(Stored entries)
■ ■ ■ ■

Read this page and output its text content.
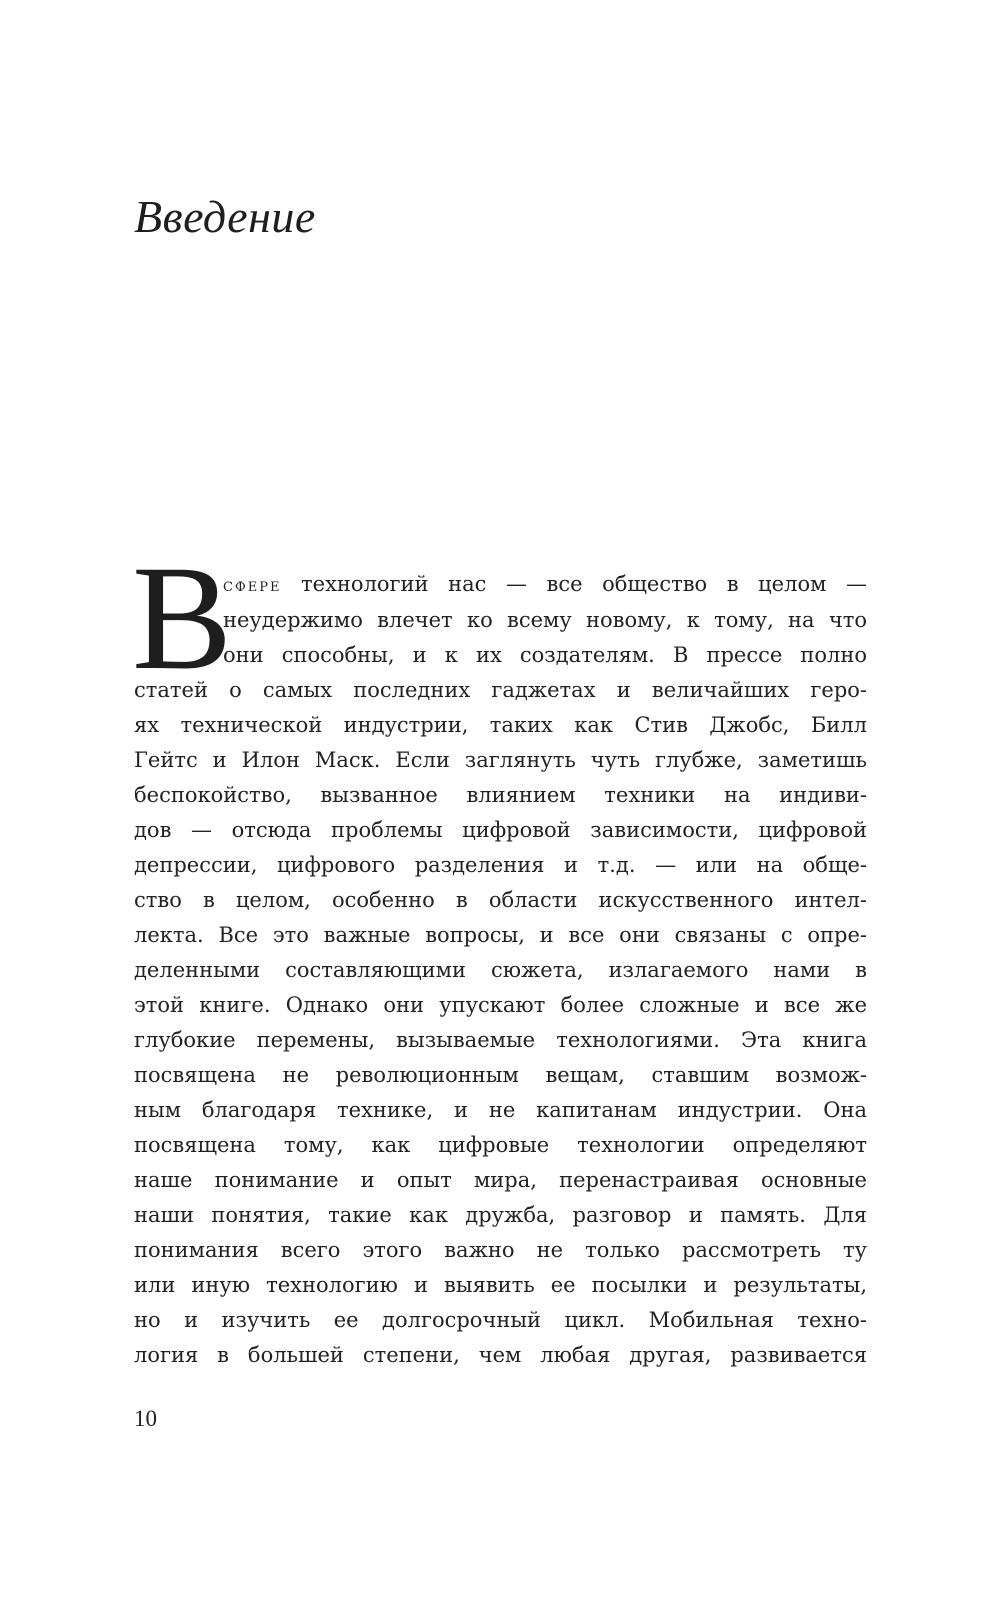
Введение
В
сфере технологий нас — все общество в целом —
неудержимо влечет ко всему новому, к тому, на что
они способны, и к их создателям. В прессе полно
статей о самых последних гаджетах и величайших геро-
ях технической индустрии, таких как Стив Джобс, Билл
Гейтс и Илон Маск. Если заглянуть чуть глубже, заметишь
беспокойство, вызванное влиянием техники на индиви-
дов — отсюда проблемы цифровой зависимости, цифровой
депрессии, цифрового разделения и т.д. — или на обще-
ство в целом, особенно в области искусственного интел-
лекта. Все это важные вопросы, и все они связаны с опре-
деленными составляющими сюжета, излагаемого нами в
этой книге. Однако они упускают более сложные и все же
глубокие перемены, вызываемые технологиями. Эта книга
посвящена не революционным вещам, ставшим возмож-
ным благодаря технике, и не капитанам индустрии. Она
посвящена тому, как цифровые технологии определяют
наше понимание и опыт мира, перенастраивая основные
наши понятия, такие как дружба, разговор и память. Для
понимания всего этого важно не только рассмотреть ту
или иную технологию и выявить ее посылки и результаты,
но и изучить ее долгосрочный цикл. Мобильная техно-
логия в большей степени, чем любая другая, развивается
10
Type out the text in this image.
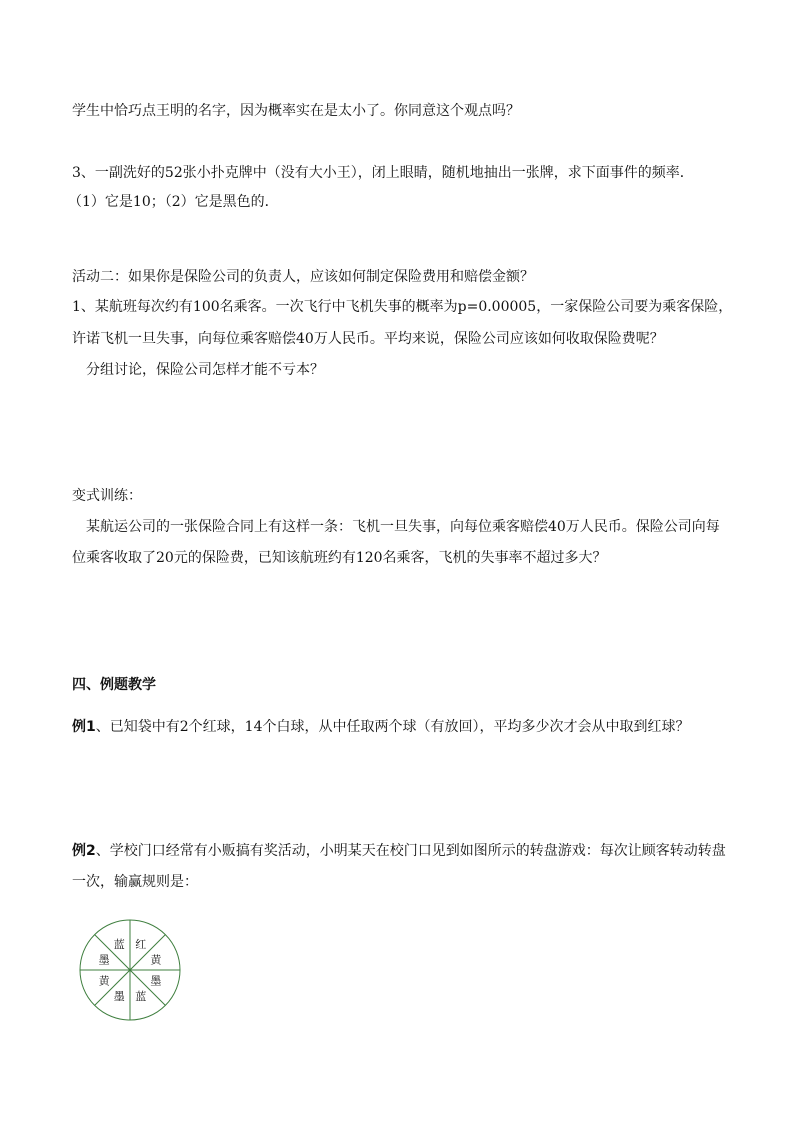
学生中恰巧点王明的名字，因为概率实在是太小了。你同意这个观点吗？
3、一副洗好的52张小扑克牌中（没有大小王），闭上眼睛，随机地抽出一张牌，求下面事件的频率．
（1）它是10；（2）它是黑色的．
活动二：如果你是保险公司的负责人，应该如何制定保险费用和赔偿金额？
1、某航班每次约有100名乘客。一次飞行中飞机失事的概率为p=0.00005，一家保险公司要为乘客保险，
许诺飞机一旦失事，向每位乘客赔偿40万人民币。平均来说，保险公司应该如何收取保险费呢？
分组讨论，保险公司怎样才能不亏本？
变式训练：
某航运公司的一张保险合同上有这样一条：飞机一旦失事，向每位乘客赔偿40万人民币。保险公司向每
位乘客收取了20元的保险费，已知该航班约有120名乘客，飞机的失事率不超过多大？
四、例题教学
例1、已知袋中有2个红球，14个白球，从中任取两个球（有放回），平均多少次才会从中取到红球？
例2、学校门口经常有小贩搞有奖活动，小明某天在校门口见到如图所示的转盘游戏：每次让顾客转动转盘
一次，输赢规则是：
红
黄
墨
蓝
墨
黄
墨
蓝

■ ■ ■ ■

» TASK DESCRIPTION
Transcribe the preceding listing in its entirety and with exact wording, leaving out pictures.

» REPLY
Read this page and output its text content.
Введение
В
сфере технологий нас — все общество в целом —
неудержимо влечет ко всему новому, к тому, на что
они способны, и к их создателям. В прессе полно
статей о самых последних гаджетах и величайших геро-
ях технической индустрии, таких как Стив Джобс, Билл
Гейтс и Илон Маск. Если заглянуть чуть глубже, заметишь
беспокойство, вызванное влиянием техники на индиви-
дов — отсюда проблемы цифровой зависимости, цифровой
депрессии, цифрового разделения и т.д. — или на обще-
ство в целом, особенно в области искусственного интел-
лекта. Все это важные вопросы, и все они связаны с опре-
деленными составляющими сюжета, излагаемого нами в
этой книге. Однако они упускают более сложные и все же
глубокие перемены, вызываемые технологиями. Эта книга
посвящена не революционным вещам, ставшим возмож-
ным благодаря технике, и не капитанам индустрии. Она
посвящена тому, как цифровые технологии определяют
наше понимание и опыт мира, перенастраивая основные
наши понятия, такие как дружба, разговор и память. Для
понимания всего этого важно не только рассмотреть ту
или иную технологию и выявить ее посылки и результаты,
но и изучить ее долгосрочный цикл. Мобильная техно-
логия в большей степени, чем любая другая, развивается
10
Type out the text in this image.
学生中恰巧点王明的名字，因为概率实在是太小了。你同意这个观点吗？
3、一副洗好的52张小扑克牌中（没有大小王），闭上眼睛，随机地抽出一张牌，求下面事件的频率．
（1）它是10；（2）它是黑色的．
活动二：如果你是保险公司的负责人，应该如何制定保险费用和赔偿金额？
1、某航班每次约有100名乘客。一次飞行中飞机失事的概率为p=0.00005，一家保险公司要为乘客保险，
许诺飞机一旦失事，向每位乘客赔偿40万人民币。平均来说，保险公司应该如何收取保险费呢？
分组讨论，保险公司怎样才能不亏本？
变式训练：
某航运公司的一张保险合同上有这样一条：飞机一旦失事，向每位乘客赔偿40万人民币。保险公司向每
位乘客收取了20元的保险费，已知该航班约有120名乘客，飞机的失事率不超过多大？
四、例题教学
例1、已知袋中有2个红球，14个白球，从中任取两个球（有放回），平均多少次才会从中取到红球？
例2、学校门口经常有小贩搞有奖活动，小明某天在校门口见到如图所示的转盘游戏：每次让顾客转动转盘
一次，输赢规则是：
红
黄
墨
蓝
墨
黄
墨
蓝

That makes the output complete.